Instructions to follow: Write out the whole of the material exactly.

Exercise materials:
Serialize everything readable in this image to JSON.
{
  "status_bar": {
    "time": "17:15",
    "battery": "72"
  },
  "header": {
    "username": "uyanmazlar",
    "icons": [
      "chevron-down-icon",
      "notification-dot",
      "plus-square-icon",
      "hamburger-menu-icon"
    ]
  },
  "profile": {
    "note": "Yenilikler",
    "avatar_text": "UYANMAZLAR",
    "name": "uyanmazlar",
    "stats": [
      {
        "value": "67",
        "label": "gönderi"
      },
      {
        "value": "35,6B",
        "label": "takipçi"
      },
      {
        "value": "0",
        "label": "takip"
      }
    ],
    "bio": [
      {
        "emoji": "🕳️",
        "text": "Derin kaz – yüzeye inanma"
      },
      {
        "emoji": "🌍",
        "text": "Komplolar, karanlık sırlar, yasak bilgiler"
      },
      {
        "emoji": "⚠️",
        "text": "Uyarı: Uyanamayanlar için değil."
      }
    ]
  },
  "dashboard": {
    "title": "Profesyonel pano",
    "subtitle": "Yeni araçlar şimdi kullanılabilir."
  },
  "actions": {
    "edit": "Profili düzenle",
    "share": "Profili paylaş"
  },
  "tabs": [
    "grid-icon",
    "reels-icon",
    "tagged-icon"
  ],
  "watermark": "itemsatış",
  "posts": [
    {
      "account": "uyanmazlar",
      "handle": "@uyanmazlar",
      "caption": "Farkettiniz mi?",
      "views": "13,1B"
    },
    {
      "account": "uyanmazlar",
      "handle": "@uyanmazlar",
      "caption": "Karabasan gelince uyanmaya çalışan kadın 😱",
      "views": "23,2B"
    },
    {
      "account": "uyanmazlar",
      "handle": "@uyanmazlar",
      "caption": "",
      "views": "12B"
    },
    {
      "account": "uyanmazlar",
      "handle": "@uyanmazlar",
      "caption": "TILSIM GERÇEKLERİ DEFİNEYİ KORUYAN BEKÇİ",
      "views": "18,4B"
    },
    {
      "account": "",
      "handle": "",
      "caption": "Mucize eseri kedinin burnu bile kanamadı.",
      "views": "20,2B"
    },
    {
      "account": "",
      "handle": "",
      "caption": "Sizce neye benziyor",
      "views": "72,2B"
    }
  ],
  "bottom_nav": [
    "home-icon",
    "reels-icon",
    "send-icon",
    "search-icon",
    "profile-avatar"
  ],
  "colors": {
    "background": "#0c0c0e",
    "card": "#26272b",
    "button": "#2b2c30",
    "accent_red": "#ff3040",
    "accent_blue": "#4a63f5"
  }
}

Written answer:
Serialize everything readable in this image to JSON.
{
  "status_bar": {
    "time": "17:15",
    "battery": "72"
  },
  "header": {
    "username": "uyanmazlar",
    "icons": [
      "chevron-down-icon",
      "notification-dot",
      "plus-square-icon",
      "hamburger-menu-icon"
    ]
  },
  "profile": {
    "note": "Yenilikler",
    "avatar_text": "UYANMAZLAR",
    "name": "uyanmazlar",
    "stats": [
      {
        "value": "67",
        "label": "gönderi"
      },
      {
        "value": "35,6B",
        "label": "takipçi"
      },
      {
        "value": "0",
        "label": "takip"
      }
    ],
    "bio": [
      {
        "emoji": "🕳️",
        "text": "Derin kaz – yüzeye inanma"
      },
      {
        "emoji": "🌍",
        "text": "Komplolar, karanlık sırlar, yasak bilgiler"
      },
      {
        "emoji": "⚠️",
        "text": "Uyarı: Uyanamayanlar için değil."
      }
    ]
  },
  "dashboard": {
    "title": "Profesyonel pano",
    "subtitle": "Yeni araçlar şimdi kullanılabilir."
  },
  "actions": {
    "edit": "Profili düzenle",
    "share": "Profili paylaş"
  },
  "tabs": [
    "grid-icon",
    "reels-icon",
    "tagged-icon"
  ],
  "watermark": "itemsatış",
  "posts": [
    {
      "account": "uyanmazlar",
      "handle": "@uyanmazlar",
      "caption": "Farkettiniz mi?",
      "views": "13,1B"
    },
    {
      "account": "uyanmazlar",
      "handle": "@uyanmazlar",
      "caption": "Karabasan gelince uyanmaya çalışan kadın 😱",
      "views": "23,2B"
    },
    {
      "account": "uyanmazlar",
      "handle": "@uyanmazlar",
      "caption": "",
      "views": "12B"
    },
    {
      "account": "uyanmazlar",
      "handle": "@uyanmazlar",
      "caption": "TILSIM GERÇEKLERİ DEFİNEYİ KORUYAN BEKÇİ",
      "views": "18,4B"
    },
    {
      "account": "",
      "handle": "",
      "caption": "Mucize eseri kedinin burnu bile kanamadı.",
      "views": "20,2B"
    },
    {
      "account": "",
      "handle": "",
      "caption": "Sizce neye benziyor",
      "views": "72,2B"
    }
  ],
  "bottom_nav": [
    "home-icon",
    "reels-icon",
    "send-icon",
    "search-icon",
    "profile-avatar"
  ],
  "colors": {
    "background": "#0c0c0e",
    "card": "#26272b",
    "button": "#2b2c30",
    "accent_red": "#ff3040",
    "accent_blue": "#4a63f5"
  }
}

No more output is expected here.